#### Work required:
Set down every record once more, exactly as given.

#### Supplied data:
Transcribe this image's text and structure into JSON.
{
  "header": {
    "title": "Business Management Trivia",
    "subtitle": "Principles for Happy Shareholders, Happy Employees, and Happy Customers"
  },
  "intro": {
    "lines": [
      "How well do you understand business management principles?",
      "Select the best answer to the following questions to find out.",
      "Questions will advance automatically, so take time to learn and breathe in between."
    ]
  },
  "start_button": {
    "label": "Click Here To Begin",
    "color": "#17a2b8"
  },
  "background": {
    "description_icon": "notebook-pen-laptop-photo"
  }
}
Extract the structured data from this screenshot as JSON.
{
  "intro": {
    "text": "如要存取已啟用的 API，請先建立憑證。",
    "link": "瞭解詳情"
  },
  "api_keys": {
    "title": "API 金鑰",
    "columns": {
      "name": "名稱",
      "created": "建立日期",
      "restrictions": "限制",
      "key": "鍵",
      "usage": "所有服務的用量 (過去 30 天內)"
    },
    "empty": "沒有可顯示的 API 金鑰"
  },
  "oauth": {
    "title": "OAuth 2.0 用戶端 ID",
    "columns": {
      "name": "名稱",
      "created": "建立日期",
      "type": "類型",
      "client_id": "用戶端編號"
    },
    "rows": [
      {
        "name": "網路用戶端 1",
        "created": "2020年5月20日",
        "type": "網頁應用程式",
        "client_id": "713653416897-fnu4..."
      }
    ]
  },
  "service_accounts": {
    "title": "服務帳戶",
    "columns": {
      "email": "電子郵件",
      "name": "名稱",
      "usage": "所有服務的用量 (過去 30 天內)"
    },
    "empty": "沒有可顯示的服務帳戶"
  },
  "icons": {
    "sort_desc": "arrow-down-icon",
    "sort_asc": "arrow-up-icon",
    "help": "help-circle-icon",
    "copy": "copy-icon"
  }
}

#### Result below:
Transcribe this image's text and structure into JSON.
{
  "header": {
    "title": "Business Management Trivia",
    "subtitle": "Principles for Happy Shareholders, Happy Employees, and Happy Customers"
  },
  "intro": {
    "lines": [
      "How well do you understand business management principles?",
      "Select the best answer to the following questions to find out.",
      "Questions will advance automatically, so take time to learn and breathe in between."
    ]
  },
  "start_button": {
    "label": "Click Here To Begin",
    "color": "#17a2b8"
  },
  "background": {
    "description_icon": "notebook-pen-laptop-photo"
  }
}
Extract the structured data from this screenshot as JSON.
{
  "intro": {
    "text": "如要存取已啟用的 API，請先建立憑證。",
    "link": "瞭解詳情"
  },
  "api_keys": {
    "title": "API 金鑰",
    "columns": {
      "name": "名稱",
      "created": "建立日期",
      "restrictions": "限制",
      "key": "鍵",
      "usage": "所有服務的用量 (過去 30 天內)"
    },
    "empty": "沒有可顯示的 API 金鑰"
  },
  "oauth": {
    "title": "OAuth 2.0 用戶端 ID",
    "columns": {
      "name": "名稱",
      "created": "建立日期",
      "type": "類型",
      "client_id": "用戶端編號"
    },
    "rows": [
      {
        "name": "網路用戶端 1",
        "created": "2020年5月20日",
        "type": "網頁應用程式",
        "client_id": "713653416897-fnu4..."
      }
    ]
  },
  "service_accounts": {
    "title": "服務帳戶",
    "columns": {
      "email": "電子郵件",
      "name": "名稱",
      "usage": "所有服務的用量 (過去 30 天內)"
    },
    "empty": "沒有可顯示的服務帳戶"
  },
  "icons": {
    "sort_desc": "arrow-down-icon",
    "sort_asc": "arrow-up-icon",
    "help": "help-circle-icon",
    "copy": "copy-icon"
  }
}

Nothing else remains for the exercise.